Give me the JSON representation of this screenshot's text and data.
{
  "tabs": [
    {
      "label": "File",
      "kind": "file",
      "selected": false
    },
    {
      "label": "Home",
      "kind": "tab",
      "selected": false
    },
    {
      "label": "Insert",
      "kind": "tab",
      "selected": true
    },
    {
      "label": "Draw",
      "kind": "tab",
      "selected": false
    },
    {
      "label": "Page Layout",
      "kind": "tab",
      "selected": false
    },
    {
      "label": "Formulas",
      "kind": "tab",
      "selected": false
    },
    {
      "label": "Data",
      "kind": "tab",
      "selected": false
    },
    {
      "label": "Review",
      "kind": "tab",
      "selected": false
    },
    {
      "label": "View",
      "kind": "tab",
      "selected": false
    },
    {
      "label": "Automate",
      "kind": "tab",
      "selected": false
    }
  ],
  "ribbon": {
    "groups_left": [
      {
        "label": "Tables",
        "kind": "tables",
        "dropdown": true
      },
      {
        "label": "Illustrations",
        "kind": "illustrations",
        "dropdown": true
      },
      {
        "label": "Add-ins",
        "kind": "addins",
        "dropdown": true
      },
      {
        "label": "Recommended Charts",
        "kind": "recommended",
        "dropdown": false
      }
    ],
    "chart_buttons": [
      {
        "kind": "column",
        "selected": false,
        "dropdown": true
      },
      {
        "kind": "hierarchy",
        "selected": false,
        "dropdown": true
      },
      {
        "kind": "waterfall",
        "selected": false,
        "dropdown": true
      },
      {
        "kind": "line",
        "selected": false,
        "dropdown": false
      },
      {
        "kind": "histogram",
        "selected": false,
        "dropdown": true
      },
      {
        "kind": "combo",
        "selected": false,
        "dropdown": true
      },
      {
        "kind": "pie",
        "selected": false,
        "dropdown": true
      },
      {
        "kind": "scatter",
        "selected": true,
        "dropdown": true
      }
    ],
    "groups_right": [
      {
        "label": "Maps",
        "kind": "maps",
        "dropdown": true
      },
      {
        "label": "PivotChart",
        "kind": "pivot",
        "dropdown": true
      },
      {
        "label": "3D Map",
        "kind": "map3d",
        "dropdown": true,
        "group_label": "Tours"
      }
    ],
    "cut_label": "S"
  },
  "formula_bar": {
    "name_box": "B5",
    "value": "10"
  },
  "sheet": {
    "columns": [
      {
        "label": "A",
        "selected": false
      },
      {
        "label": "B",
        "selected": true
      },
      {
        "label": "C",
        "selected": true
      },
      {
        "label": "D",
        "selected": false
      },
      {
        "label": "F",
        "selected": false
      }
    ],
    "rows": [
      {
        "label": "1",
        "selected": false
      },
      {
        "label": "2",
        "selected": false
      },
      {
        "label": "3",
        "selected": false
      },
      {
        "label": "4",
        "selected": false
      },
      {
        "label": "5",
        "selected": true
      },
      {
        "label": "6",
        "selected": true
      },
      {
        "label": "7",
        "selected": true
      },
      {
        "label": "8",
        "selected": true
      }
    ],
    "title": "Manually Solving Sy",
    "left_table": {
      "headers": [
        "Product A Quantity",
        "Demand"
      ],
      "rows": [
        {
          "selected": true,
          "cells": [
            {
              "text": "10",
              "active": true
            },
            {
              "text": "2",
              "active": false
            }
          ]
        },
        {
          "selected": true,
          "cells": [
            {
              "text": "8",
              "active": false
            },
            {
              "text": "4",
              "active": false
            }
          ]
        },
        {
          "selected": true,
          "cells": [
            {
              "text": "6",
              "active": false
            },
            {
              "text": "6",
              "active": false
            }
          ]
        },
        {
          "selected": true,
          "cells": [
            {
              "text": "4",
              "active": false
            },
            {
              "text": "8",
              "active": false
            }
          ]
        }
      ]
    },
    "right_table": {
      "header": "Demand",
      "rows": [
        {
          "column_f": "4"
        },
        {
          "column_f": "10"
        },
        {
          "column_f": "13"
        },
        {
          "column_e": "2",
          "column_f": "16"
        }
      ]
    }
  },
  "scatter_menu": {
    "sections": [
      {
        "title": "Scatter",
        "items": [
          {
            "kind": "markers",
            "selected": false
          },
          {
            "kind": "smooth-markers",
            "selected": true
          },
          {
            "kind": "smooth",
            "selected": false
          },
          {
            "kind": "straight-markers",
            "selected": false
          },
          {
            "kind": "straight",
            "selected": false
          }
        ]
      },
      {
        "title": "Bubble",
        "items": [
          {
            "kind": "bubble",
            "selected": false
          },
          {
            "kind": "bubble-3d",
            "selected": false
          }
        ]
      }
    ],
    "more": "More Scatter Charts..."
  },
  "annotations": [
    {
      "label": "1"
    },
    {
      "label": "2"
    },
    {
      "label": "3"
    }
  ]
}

● ● ● ●

▶ _What the task asks_
Faithfully copy every entry, leaving nothing out.

▶ _Written solution_
Give me the JSON representation of this screenshot's text and data.
{
  "tabs": [
    {
      "label": "File",
      "kind": "file",
      "selected": false
    },
    {
      "label": "Home",
      "kind": "tab",
      "selected": false
    },
    {
      "label": "Insert",
      "kind": "tab",
      "selected": true
    },
    {
      "label": "Draw",
      "kind": "tab",
      "selected": false
    },
    {
      "label": "Page Layout",
      "kind": "tab",
      "selected": false
    },
    {
      "label": "Formulas",
      "kind": "tab",
      "selected": false
    },
    {
      "label": "Data",
      "kind": "tab",
      "selected": false
    },
    {
      "label": "Review",
      "kind": "tab",
      "selected": false
    },
    {
      "label": "View",
      "kind": "tab",
      "selected": false
    },
    {
      "label": "Automate",
      "kind": "tab",
      "selected": false
    }
  ],
  "ribbon": {
    "groups_left": [
      {
        "label": "Tables",
        "kind": "tables",
        "dropdown": true
      },
      {
        "label": "Illustrations",
        "kind": "illustrations",
        "dropdown": true
      },
      {
        "label": "Add-ins",
        "kind": "addins",
        "dropdown": true
      },
      {
        "label": "Recommended Charts",
        "kind": "recommended",
        "dropdown": false
      }
    ],
    "chart_buttons": [
      {
        "kind": "column",
        "selected": false,
        "dropdown": true
      },
      {
        "kind": "hierarchy",
        "selected": false,
        "dropdown": true
      },
      {
        "kind": "waterfall",
        "selected": false,
        "dropdown": true
      },
      {
        "kind": "line",
        "selected": false,
        "dropdown": false
      },
      {
        "kind": "histogram",
        "selected": false,
        "dropdown": true
      },
      {
        "kind": "combo",
        "selected": false,
        "dropdown": true
      },
      {
        "kind": "pie",
        "selected": false,
        "dropdown": true
      },
      {
        "kind": "scatter",
        "selected": true,
        "dropdown": true
      }
    ],
    "groups_right": [
      {
        "label": "Maps",
        "kind": "maps",
        "dropdown": true
      },
      {
        "label": "PivotChart",
        "kind": "pivot",
        "dropdown": true
      },
      {
        "label": "3D Map",
        "kind": "map3d",
        "dropdown": true,
        "group_label": "Tours"
      }
    ],
    "cut_label": "S"
  },
  "formula_bar": {
    "name_box": "B5",
    "value": "10"
  },
  "sheet": {
    "columns": [
      {
        "label": "A",
        "selected": false
      },
      {
        "label": "B",
        "selected": true
      },
      {
        "label": "C",
        "selected": true
      },
      {
        "label": "D",
        "selected": false
      },
      {
        "label": "F",
        "selected": false
      }
    ],
    "rows": [
      {
        "label": "1",
        "selected": false
      },
      {
        "label": "2",
        "selected": false
      },
      {
        "label": "3",
        "selected": false
      },
      {
        "label": "4",
        "selected": false
      },
      {
        "label": "5",
        "selected": true
      },
      {
        "label": "6",
        "selected": true
      },
      {
        "label": "7",
        "selected": true
      },
      {
        "label": "8",
        "selected": true
      }
    ],
    "title": "Manually Solving Sy",
    "left_table": {
      "headers": [
        "Product A Quantity",
        "Demand"
      ],
      "rows": [
        {
          "selected": true,
          "cells": [
            {
              "text": "10",
              "active": true
            },
            {
              "text": "2",
              "active": false
            }
          ]
        },
        {
          "selected": true,
          "cells": [
            {
              "text": "8",
              "active": false
            },
            {
              "text": "4",
              "active": false
            }
          ]
        },
        {
          "selected": true,
          "cells": [
            {
              "text": "6",
              "active": false
            },
            {
              "text": "6",
              "active": false
            }
          ]
        },
        {
          "selected": true,
          "cells": [
            {
              "text": "4",
              "active": false
            },
            {
              "text": "8",
              "active": false
            }
          ]
        }
      ]
    },
    "right_table": {
      "header": "Demand",
      "rows": [
        {
          "column_f": "4"
        },
        {
          "column_f": "10"
        },
        {
          "column_f": "13"
        },
        {
          "column_e": "2",
          "column_f": "16"
        }
      ]
    }
  },
  "scatter_menu": {
    "sections": [
      {
        "title": "Scatter",
        "items": [
          {
            "kind": "markers",
            "selected": false
          },
          {
            "kind": "smooth-markers",
            "selected": true
          },
          {
            "kind": "smooth",
            "selected": false
          },
          {
            "kind": "straight-markers",
            "selected": false
          },
          {
            "kind": "straight",
            "selected": false
          }
        ]
      },
      {
        "title": "Bubble",
        "items": [
          {
            "kind": "bubble",
            "selected": false
          },
          {
            "kind": "bubble-3d",
            "selected": false
          }
        ]
      }
    ],
    "more": "More Scatter Charts..."
  },
  "annotations": [
    {
      "label": "1"
    },
    {
      "label": "2"
    },
    {
      "label": "3"
    }
  ]
}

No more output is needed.